Your task =
Tally the lines of the data that include the word "color" and state the total, nothing else.

>> start Listed records

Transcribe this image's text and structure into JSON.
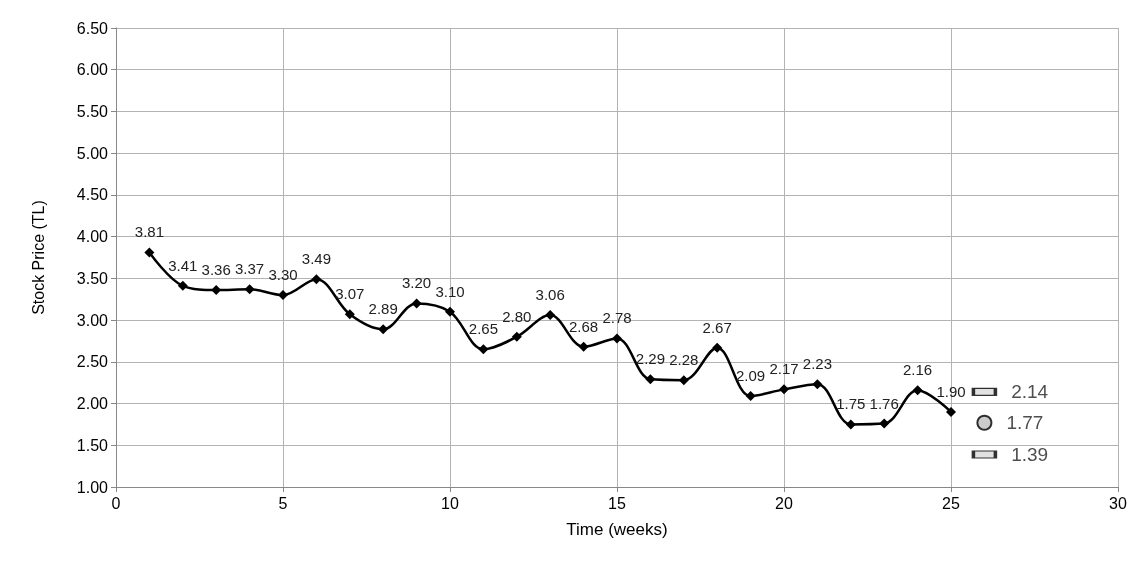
{
  "chart_data": {
    "type": "line",
    "xlabel": "Time (weeks)",
    "ylabel": "Stock Price (TL)",
    "xlim": [
      0,
      30
    ],
    "xticks": [
      0,
      5,
      10,
      15,
      20,
      25,
      30
    ],
    "ylim": [
      1,
      6.5
    ],
    "yticks": [
      {
        "value": 1,
        "label": "1.00"
      },
      {
        "value": 1.5,
        "label": "1.50"
      },
      {
        "value": 2,
        "label": "2.00"
      },
      {
        "value": 2.5,
        "label": "2.50"
      },
      {
        "value": 3,
        "label": "3.00"
      },
      {
        "value": 3.5,
        "label": "3.50"
      },
      {
        "value": 4,
        "label": "4.00"
      },
      {
        "value": 4.5,
        "label": "4.50"
      },
      {
        "value": 5,
        "label": "5.00"
      },
      {
        "value": 5.5,
        "label": "5.50"
      },
      {
        "value": 6,
        "label": "6.00"
      },
      {
        "value": 6.5,
        "label": "6.50"
      }
    ],
    "grid": true,
    "series": [
      {
        "color": "#000000",
        "marker": "diamond",
        "x": [
          1,
          2,
          3,
          4,
          5,
          6,
          7,
          8,
          9,
          10,
          11,
          12,
          13,
          14,
          15,
          16,
          17,
          18,
          19,
          20,
          21,
          22,
          23,
          24,
          25
        ],
        "values": [
          3.81,
          3.41,
          3.36,
          3.37,
          3.3,
          3.49,
          3.07,
          2.89,
          3.2,
          3.1,
          2.65,
          2.8,
          3.06,
          2.68,
          2.78,
          2.29,
          2.28,
          2.67,
          2.09,
          2.17,
          2.23,
          1.75,
          1.76,
          2.16,
          1.9
        ],
        "value_labels": [
          "3.81",
          "3.41",
          "3.36",
          "3.37",
          "3.30",
          "3.49",
          "3.07",
          "2.89",
          "3.20",
          "3.10",
          "2.65",
          "2.80",
          "3.06",
          "2.68",
          "2.78",
          "2.29",
          "2.28",
          "2.67",
          "2.09",
          "2.17",
          "2.23",
          "1.75",
          "1.76",
          "2.16",
          "1.90"
        ]
      },
      {
        "type": "scatter",
        "color": "#d9d9d9",
        "marker": "square",
        "x": [
          26
        ],
        "values": [
          2.14
        ],
        "value_labels": [
          "2.14"
        ]
      },
      {
        "type": "scatter",
        "color": "#bfbfbf",
        "marker": "circle",
        "x": [
          26
        ],
        "values": [
          1.77
        ],
        "value_labels": [
          "1.77"
        ]
      },
      {
        "type": "scatter",
        "color": "#d9d9d9",
        "marker": "square",
        "x": [
          26
        ],
        "values": [
          1.39
        ],
        "value_labels": [
          "1.39"
        ]
      }
    ]
  }
}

>> end Listed records

Solution for this problem =
4